# SET EXERCISE:
Extract the listing below in full, unchanged.

(Saved entries)

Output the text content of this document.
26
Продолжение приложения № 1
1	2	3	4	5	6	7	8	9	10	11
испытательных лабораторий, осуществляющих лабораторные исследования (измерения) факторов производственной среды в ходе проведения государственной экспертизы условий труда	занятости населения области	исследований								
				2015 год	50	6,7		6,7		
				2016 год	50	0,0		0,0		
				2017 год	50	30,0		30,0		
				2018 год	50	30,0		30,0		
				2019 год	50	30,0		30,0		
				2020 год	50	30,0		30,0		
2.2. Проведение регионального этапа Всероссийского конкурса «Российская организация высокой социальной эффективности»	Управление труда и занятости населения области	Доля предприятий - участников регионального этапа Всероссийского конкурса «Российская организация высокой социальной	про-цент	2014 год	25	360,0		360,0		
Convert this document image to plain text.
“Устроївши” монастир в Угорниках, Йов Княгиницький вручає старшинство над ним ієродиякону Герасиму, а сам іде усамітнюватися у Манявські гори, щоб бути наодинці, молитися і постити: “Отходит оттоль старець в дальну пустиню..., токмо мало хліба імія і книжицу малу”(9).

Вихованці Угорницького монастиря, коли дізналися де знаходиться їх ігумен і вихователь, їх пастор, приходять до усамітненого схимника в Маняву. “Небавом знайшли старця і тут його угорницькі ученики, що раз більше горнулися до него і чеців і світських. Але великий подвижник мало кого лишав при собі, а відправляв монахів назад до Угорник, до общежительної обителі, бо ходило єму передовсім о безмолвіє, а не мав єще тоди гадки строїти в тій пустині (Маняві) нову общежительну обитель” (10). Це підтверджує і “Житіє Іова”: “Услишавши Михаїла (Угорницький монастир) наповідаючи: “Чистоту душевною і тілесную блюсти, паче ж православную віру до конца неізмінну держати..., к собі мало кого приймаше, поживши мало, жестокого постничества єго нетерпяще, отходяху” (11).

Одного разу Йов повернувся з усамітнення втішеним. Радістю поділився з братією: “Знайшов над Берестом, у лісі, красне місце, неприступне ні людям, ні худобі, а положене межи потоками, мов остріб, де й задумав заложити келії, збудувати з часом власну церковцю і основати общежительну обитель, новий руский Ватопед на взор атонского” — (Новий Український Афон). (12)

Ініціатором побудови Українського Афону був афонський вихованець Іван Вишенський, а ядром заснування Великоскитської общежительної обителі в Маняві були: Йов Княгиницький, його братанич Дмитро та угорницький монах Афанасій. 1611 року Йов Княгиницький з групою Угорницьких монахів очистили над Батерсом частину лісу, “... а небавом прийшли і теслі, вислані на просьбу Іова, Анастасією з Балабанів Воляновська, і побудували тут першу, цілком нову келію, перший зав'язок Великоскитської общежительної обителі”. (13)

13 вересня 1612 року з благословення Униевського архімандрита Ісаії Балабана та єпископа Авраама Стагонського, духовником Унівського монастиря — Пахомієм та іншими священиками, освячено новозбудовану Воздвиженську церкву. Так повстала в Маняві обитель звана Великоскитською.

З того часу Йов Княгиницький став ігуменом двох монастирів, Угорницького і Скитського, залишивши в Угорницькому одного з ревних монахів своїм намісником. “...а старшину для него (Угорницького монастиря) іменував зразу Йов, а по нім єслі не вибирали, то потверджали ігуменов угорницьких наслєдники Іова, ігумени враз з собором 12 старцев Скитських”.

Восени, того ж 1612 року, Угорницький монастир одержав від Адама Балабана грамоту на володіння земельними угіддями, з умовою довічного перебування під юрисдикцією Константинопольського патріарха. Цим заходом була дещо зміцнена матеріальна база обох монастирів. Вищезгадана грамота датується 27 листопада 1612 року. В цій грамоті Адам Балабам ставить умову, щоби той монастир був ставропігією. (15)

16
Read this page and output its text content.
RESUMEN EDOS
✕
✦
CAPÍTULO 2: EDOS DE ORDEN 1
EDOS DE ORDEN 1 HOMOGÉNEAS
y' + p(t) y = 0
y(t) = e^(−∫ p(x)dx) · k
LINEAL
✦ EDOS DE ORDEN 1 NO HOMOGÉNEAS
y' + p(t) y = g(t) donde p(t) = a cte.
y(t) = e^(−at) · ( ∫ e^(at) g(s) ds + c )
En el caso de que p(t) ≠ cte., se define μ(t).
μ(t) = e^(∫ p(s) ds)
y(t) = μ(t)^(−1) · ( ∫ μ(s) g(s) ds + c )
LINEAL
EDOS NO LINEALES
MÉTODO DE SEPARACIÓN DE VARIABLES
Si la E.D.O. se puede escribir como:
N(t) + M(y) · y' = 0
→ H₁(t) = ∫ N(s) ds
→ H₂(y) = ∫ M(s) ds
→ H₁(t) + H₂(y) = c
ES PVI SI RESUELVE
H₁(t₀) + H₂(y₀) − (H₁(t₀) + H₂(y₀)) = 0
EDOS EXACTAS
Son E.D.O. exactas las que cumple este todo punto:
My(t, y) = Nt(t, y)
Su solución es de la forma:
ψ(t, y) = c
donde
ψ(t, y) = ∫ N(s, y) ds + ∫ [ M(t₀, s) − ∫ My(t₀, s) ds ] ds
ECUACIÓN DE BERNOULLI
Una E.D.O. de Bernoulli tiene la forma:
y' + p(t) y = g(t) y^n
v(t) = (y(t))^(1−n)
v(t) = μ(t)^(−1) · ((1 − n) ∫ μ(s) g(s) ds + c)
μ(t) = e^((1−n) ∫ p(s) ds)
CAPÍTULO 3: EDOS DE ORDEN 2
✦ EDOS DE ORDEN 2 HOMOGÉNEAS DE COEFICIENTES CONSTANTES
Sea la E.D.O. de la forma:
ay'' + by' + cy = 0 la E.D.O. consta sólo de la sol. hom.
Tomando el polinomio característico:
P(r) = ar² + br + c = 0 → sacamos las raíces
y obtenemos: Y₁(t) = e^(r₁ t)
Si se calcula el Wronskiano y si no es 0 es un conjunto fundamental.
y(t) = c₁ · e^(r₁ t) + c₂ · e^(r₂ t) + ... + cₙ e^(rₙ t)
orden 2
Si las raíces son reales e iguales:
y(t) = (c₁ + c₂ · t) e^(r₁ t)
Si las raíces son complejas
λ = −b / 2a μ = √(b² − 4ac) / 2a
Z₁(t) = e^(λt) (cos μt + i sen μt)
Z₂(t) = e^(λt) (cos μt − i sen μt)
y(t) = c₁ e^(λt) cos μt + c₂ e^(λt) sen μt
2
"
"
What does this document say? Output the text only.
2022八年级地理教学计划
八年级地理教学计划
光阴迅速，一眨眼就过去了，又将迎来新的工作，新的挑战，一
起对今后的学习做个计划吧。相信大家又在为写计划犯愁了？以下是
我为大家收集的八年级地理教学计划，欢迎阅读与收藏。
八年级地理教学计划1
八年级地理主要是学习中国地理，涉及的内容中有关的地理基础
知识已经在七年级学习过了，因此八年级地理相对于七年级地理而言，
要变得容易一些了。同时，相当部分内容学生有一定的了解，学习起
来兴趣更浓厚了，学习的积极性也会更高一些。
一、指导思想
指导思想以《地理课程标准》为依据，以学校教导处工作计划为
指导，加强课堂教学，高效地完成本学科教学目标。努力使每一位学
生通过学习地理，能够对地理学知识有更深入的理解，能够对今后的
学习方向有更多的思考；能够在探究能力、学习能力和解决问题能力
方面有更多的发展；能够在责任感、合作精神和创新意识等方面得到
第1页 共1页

# SOLUTION BELOW:
Output the text content of this document.
26
Продолжение приложения № 1
1	2	3	4	5	6	7	8	9	10	11
испытательных лабораторий, осуществляющих лабораторные исследования (измерения) факторов производственной среды в ходе проведения государственной экспертизы условий труда	занятости населения области	исследований								
				2015 год	50	6,7		6,7		
				2016 год	50	0,0		0,0		
				2017 год	50	30,0		30,0		
				2018 год	50	30,0		30,0		
				2019 год	50	30,0		30,0		
				2020 год	50	30,0		30,0		
2.2. Проведение регионального этапа Всероссийского конкурса «Российская организация высокой социальной эффективности»	Управление труда и занятости населения области	Доля предприятий - участников регионального этапа Всероссийского конкурса «Российская организация высокой социальной	про-цент	2014 год	25	360,0		360,0		
Convert this document image to plain text.
“Устроївши” монастир в Угорниках, Йов Княгиницький вручає старшинство над ним ієродиякону Герасиму, а сам іде усамітнюватися у Манявські гори, щоб бути наодинці, молитися і постити: “Отходит оттоль старець в дальну пустиню..., токмо мало хліба імія і книжицу малу”(9).

Вихованці Угорницького монастиря, коли дізналися де знаходиться їх ігумен і вихователь, їх пастор, приходять до усамітненого схимника в Маняву. “Небавом знайшли старця і тут його угорницькі ученики, що раз більше горнулися до него і чеців і світських. Але великий подвижник мало кого лишав при собі, а відправляв монахів назад до Угорник, до общежительної обителі, бо ходило єму передовсім о безмолвіє, а не мав єще тоди гадки строїти в тій пустині (Маняві) нову общежительну обитель” (10). Це підтверджує і “Житіє Іова”: “Услишавши Михаїла (Угорницький монастир) наповідаючи: “Чистоту душевною і тілесную блюсти, паче ж православную віру до конца неізмінну держати..., к собі мало кого приймаше, поживши мало, жестокого постничества єго нетерпяще, отходяху” (11).

Одного разу Йов повернувся з усамітнення втішеним. Радістю поділився з братією: “Знайшов над Берестом, у лісі, красне місце, неприступне ні людям, ні худобі, а положене межи потоками, мов остріб, де й задумав заложити келії, збудувати з часом власну церковцю і основати общежительну обитель, новий руский Ватопед на взор атонского” — (Новий Український Афон). (12)

Ініціатором побудови Українського Афону був афонський вихованець Іван Вишенський, а ядром заснування Великоскитської общежительної обителі в Маняві були: Йов Княгиницький, його братанич Дмитро та угорницький монах Афанасій. 1611 року Йов Княгиницький з групою Угорницьких монахів очистили над Батерсом частину лісу, “... а небавом прийшли і теслі, вислані на просьбу Іова, Анастасією з Балабанів Воляновська, і побудували тут першу, цілком нову келію, перший зав'язок Великоскитської общежительної обителі”. (13)

13 вересня 1612 року з благословення Униевського архімандрита Ісаії Балабана та єпископа Авраама Стагонського, духовником Унівського монастиря — Пахомієм та іншими священиками, освячено новозбудовану Воздвиженську церкву. Так повстала в Маняві обитель звана Великоскитською.

З того часу Йов Княгиницький став ігуменом двох монастирів, Угорницького і Скитського, залишивши в Угорницькому одного з ревних монахів своїм намісником. “...а старшину для него (Угорницького монастиря) іменував зразу Йов, а по нім єслі не вибирали, то потверджали ігуменов угорницьких наслєдники Іова, ігумени враз з собором 12 старцев Скитських”.

Восени, того ж 1612 року, Угорницький монастир одержав від Адама Балабана грамоту на володіння земельними угіддями, з умовою довічного перебування під юрисдикцією Константинопольського патріарха. Цим заходом була дещо зміцнена матеріальна база обох монастирів. Вищезгадана грамота датується 27 листопада 1612 року. В цій грамоті Адам Балабам ставить умову, щоби той монастир був ставропігією. (15)

16
Read this page and output its text content.
RESUMEN EDOS
✕
✦
CAPÍTULO 2: EDOS DE ORDEN 1
EDOS DE ORDEN 1 HOMOGÉNEAS
y' + p(t) y = 0
y(t) = e^(−∫ p(x)dx) · k
LINEAL
✦ EDOS DE ORDEN 1 NO HOMOGÉNEAS
y' + p(t) y = g(t) donde p(t) = a cte.
y(t) = e^(−at) · ( ∫ e^(at) g(s) ds + c )
En el caso de que p(t) ≠ cte., se define μ(t).
μ(t) = e^(∫ p(s) ds)
y(t) = μ(t)^(−1) · ( ∫ μ(s) g(s) ds + c )
LINEAL
EDOS NO LINEALES
MÉTODO DE SEPARACIÓN DE VARIABLES
Si la E.D.O. se puede escribir como:
N(t) + M(y) · y' = 0
→ H₁(t) = ∫ N(s) ds
→ H₂(y) = ∫ M(s) ds
→ H₁(t) + H₂(y) = c
ES PVI SI RESUELVE
H₁(t₀) + H₂(y₀) − (H₁(t₀) + H₂(y₀)) = 0
EDOS EXACTAS
Son E.D.O. exactas las que cumple este todo punto:
My(t, y) = Nt(t, y)
Su solución es de la forma:
ψ(t, y) = c
donde
ψ(t, y) = ∫ N(s, y) ds + ∫ [ M(t₀, s) − ∫ My(t₀, s) ds ] ds
ECUACIÓN DE BERNOULLI
Una E.D.O. de Bernoulli tiene la forma:
y' + p(t) y = g(t) y^n
v(t) = (y(t))^(1−n)
v(t) = μ(t)^(−1) · ((1 − n) ∫ μ(s) g(s) ds + c)
μ(t) = e^((1−n) ∫ p(s) ds)
CAPÍTULO 3: EDOS DE ORDEN 2
✦ EDOS DE ORDEN 2 HOMOGÉNEAS DE COEFICIENTES CONSTANTES
Sea la E.D.O. de la forma:
ay'' + by' + cy = 0 la E.D.O. consta sólo de la sol. hom.
Tomando el polinomio característico:
P(r) = ar² + br + c = 0 → sacamos las raíces
y obtenemos: Y₁(t) = e^(r₁ t)
Si se calcula el Wronskiano y si no es 0 es un conjunto fundamental.
y(t) = c₁ · e^(r₁ t) + c₂ · e^(r₂ t) + ... + cₙ e^(rₙ t)
orden 2
Si las raíces son reales e iguales:
y(t) = (c₁ + c₂ · t) e^(r₁ t)
Si las raíces son complejas
λ = −b / 2a μ = √(b² − 4ac) / 2a
Z₁(t) = e^(λt) (cos μt + i sen μt)
Z₂(t) = e^(λt) (cos μt − i sen μt)
y(t) = c₁ e^(λt) cos μt + c₂ e^(λt) sen μt
2
"
"
What does this document say? Output the text only.
2022八年级地理教学计划
八年级地理教学计划
光阴迅速，一眨眼就过去了，又将迎来新的工作，新的挑战，一
起对今后的学习做个计划吧。相信大家又在为写计划犯愁了？以下是
我为大家收集的八年级地理教学计划，欢迎阅读与收藏。
八年级地理教学计划1
八年级地理主要是学习中国地理，涉及的内容中有关的地理基础
知识已经在七年级学习过了，因此八年级地理相对于七年级地理而言，
要变得容易一些了。同时，相当部分内容学生有一定的了解，学习起
来兴趣更浓厚了，学习的积极性也会更高一些。
一、指导思想
指导思想以《地理课程标准》为依据，以学校教导处工作计划为
指导，加强课堂教学，高效地完成本学科教学目标。努力使每一位学
生通过学习地理，能够对地理学知识有更深入的理解，能够对今后的
学习方向有更多的思考；能够在探究能力、学习能力和解决问题能力
方面有更多的发展；能够在责任感、合作精神和创新意识等方面得到
第1页 共1页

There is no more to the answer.